#### [Exercise objective]
Determine the number of lines in the listing below where the string "συμφέροντα" occurs; answer with the number alone.

**** Material provided

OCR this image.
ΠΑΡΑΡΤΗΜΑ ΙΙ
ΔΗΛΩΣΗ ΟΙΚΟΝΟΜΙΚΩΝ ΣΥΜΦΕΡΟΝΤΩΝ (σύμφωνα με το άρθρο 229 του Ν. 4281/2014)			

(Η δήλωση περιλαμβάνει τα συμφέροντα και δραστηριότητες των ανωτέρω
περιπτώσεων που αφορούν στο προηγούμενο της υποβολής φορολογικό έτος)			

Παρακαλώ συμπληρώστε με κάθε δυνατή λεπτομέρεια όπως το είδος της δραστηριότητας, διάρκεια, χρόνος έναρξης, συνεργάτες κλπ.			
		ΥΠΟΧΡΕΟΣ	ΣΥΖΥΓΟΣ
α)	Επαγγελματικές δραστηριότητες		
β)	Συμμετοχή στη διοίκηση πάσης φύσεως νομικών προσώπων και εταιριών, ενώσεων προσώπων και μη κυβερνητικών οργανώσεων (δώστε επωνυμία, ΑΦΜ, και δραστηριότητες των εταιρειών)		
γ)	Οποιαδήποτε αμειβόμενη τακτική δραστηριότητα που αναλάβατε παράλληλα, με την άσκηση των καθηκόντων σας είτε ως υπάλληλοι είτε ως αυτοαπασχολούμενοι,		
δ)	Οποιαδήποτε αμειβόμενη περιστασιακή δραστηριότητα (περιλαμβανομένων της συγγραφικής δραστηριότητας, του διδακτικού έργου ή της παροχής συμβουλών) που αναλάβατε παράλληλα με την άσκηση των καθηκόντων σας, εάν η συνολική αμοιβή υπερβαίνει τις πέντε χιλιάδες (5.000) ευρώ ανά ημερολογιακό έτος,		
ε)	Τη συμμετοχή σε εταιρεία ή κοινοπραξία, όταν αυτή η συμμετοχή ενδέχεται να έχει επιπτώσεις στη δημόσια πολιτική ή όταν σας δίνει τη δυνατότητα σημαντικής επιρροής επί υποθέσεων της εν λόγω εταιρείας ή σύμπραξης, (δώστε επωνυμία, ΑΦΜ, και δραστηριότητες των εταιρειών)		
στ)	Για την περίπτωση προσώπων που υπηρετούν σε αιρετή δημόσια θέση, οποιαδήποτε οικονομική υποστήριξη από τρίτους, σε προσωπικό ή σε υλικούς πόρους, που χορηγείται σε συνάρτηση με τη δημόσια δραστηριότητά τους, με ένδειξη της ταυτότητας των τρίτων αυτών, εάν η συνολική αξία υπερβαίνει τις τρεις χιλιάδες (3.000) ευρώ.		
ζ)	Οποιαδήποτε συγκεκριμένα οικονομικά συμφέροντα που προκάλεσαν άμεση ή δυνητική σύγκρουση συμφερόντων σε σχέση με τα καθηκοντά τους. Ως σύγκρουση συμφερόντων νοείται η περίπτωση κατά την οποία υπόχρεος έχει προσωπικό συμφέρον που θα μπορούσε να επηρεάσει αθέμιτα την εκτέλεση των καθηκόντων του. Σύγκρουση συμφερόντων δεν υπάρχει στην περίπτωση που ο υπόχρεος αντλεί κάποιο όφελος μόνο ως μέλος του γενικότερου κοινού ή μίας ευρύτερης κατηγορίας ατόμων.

********

#### [Exercise solution]
2